What to work on.
Below are the records. Gather each line that holds "rakulpreet".

Dataset excerpt.
* * * * *

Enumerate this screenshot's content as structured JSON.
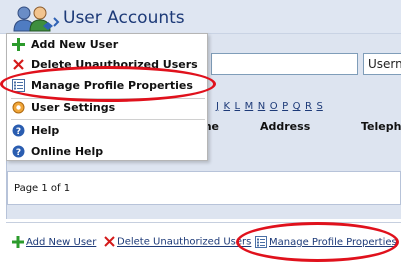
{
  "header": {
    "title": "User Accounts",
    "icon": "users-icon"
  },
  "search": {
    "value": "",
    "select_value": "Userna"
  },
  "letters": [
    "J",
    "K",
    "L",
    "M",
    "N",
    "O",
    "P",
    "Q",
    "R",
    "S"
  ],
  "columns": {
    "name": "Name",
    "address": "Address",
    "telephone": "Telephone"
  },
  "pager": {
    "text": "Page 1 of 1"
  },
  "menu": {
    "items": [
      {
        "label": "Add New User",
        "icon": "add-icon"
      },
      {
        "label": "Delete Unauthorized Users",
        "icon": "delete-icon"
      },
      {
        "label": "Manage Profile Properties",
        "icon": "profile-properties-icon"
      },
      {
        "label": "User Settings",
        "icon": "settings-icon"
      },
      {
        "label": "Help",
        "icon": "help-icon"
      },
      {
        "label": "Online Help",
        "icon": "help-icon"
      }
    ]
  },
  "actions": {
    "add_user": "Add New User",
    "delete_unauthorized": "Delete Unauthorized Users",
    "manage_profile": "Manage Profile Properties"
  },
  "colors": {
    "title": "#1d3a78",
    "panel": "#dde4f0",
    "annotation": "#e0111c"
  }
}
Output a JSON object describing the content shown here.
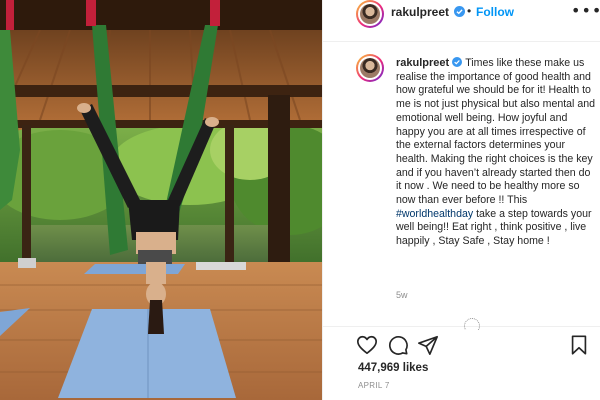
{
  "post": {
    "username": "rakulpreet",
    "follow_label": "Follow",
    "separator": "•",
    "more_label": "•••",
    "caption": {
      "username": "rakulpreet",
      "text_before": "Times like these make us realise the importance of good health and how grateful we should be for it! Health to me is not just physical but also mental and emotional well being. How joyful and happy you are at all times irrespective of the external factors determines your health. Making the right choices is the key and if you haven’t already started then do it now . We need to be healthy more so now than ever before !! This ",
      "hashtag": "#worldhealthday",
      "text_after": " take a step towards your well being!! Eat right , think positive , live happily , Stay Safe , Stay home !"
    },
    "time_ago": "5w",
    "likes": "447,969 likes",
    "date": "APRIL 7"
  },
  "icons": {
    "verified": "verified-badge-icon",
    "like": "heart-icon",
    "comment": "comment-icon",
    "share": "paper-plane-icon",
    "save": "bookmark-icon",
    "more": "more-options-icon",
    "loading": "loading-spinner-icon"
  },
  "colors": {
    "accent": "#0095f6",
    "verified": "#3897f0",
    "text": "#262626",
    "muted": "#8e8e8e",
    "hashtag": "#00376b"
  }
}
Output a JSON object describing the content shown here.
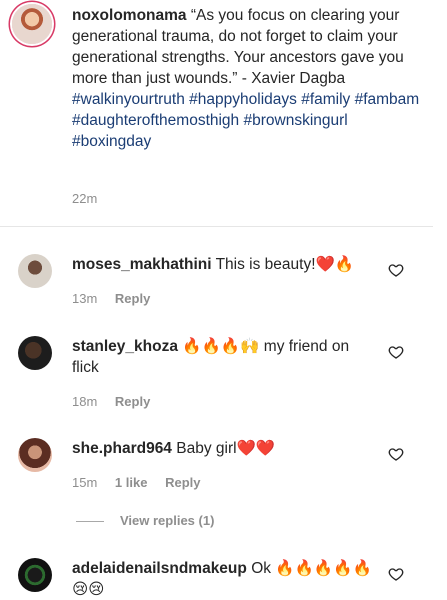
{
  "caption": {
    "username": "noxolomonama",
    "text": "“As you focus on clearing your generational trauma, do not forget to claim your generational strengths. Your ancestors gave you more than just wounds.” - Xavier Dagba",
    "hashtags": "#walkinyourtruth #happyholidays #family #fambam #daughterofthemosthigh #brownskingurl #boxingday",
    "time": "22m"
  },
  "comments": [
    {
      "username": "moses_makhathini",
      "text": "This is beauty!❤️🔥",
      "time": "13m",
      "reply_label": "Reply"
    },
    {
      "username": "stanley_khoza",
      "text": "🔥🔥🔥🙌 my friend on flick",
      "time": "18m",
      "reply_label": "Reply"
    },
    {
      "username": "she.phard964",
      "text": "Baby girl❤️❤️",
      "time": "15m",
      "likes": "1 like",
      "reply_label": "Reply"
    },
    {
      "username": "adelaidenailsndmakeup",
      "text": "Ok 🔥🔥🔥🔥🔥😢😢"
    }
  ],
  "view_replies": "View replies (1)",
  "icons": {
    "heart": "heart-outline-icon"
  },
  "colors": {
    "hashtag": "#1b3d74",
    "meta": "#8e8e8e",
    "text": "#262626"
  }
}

* * * * *

Final answer.
    "username": "rakulpreet",
      "username": "rakulpreet",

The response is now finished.